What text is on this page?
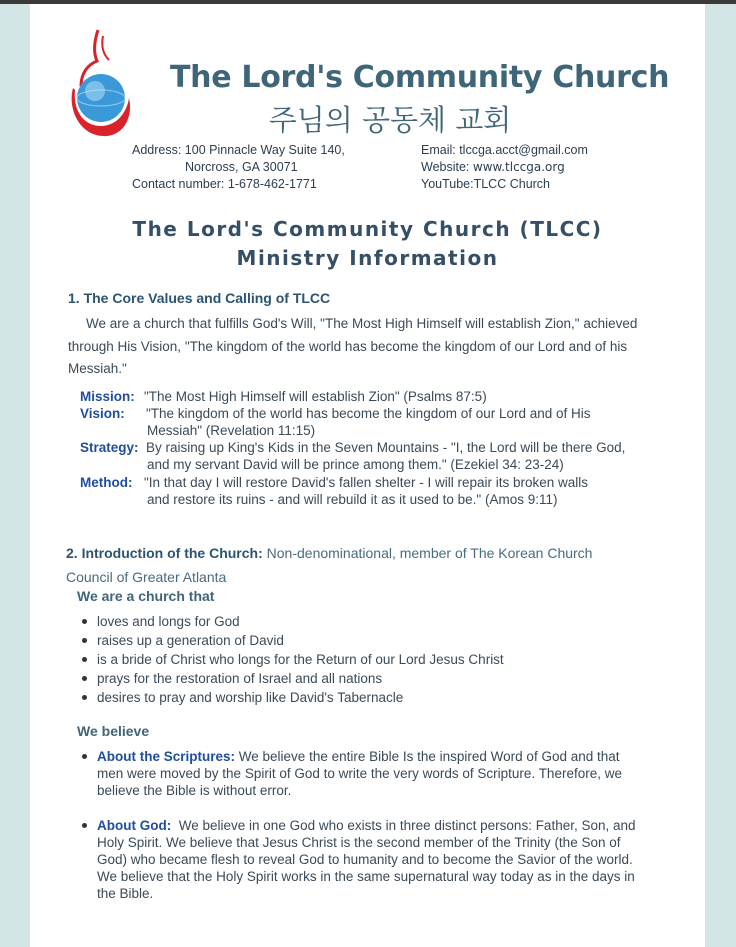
The Lord's Community Church
주님의 공동체 교회
Address: 100 Pinnacle Way Suite 140,
Norcross, GA 30071
Contact number: 1-678-462-1771
Email: tlccga.acct@gmail.com
Website: www.tlccga.org
YouTube:TLCC Church
The Lord's Community Church (TLCC)
Ministry Information
1. The Core Values and Calling of TLCC
We are a church that fulfills God's Will, "The Most High Himself will establish Zion," achieved
through His Vision, "The kingdom of the world has become the kingdom of our Lord and of his
Messiah."
Mission: "The Most High Himself will establish Zion" (Psalms 87:5)
Vision: "The kingdom of the world has become the kingdom of our Lord and of His
Messiah" (Revelation 11:15)
Strategy: By raising up King's Kids in the Seven Mountains - "I, the Lord will be there God,
and my servant David will be prince among them." (Ezekiel 34: 23-24)
Method: "In that day I will restore David's fallen shelter - I will repair its broken walls
and restore its ruins - and will rebuild it as it used to be." (Amos 9:11)
2. Introduction of the Church: Non-denominational, member of The Korean Church
Council of Greater Atlanta
We are a church that
loves and longs for God
raises up a generation of David
is a bride of Christ who longs for the Return of our Lord Jesus Christ
prays for the restoration of Israel and all nations
desires to pray and worship like David's Tabernacle
We believe
About the Scriptures: We believe the entire Bible Is the inspired Word of God and that
men were moved by the Spirit of God to write the very words of Scripture. Therefore, we
believe the Bible is without error.
About God: We believe in one God who exists in three distinct persons: Father, Son, and
Holy Spirit. We believe that Jesus Christ is the second member of the Trinity (the Son of
God) who became flesh to reveal God to humanity and to become the Savior of the world.
We believe that the Holy Spirit works in the same supernatural way today as in the days in
the Bible.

● **Exercise requirements**:
Each line of the material must be retyped exactly, except that images are omitted.

● **Solution below**:
What text is on this page?
The Lord's Community Church
주님의 공동체 교회
Address: 100 Pinnacle Way Suite 140,
Norcross, GA 30071
Contact number: 1-678-462-1771
Email: tlccga.acct@gmail.com
Website: www.tlccga.org
YouTube:TLCC Church
The Lord's Community Church (TLCC)
Ministry Information
1. The Core Values and Calling of TLCC
We are a church that fulfills God's Will, "The Most High Himself will establish Zion," achieved
through His Vision, "The kingdom of the world has become the kingdom of our Lord and of his
Messiah."
Mission: "The Most High Himself will establish Zion" (Psalms 87:5)
Vision: "The kingdom of the world has become the kingdom of our Lord and of His
Messiah" (Revelation 11:15)
Strategy: By raising up King's Kids in the Seven Mountains - "I, the Lord will be there God,
and my servant David will be prince among them." (Ezekiel 34: 23-24)
Method: "In that day I will restore David's fallen shelter - I will repair its broken walls
and restore its ruins - and will rebuild it as it used to be." (Amos 9:11)
2. Introduction of the Church: Non-denominational, member of The Korean Church
Council of Greater Atlanta
We are a church that
loves and longs for God
raises up a generation of David
is a bride of Christ who longs for the Return of our Lord Jesus Christ
prays for the restoration of Israel and all nations
desires to pray and worship like David's Tabernacle
We believe
About the Scriptures: We believe the entire Bible Is the inspired Word of God and that
men were moved by the Spirit of God to write the very words of Scripture. Therefore, we
believe the Bible is without error.
About God: We believe in one God who exists in three distinct persons: Father, Son, and
Holy Spirit. We believe that Jesus Christ is the second member of the Trinity (the Son of
God) who became flesh to reveal God to humanity and to become the Savior of the world.
We believe that the Holy Spirit works in the same supernatural way today as in the days in
the Bible.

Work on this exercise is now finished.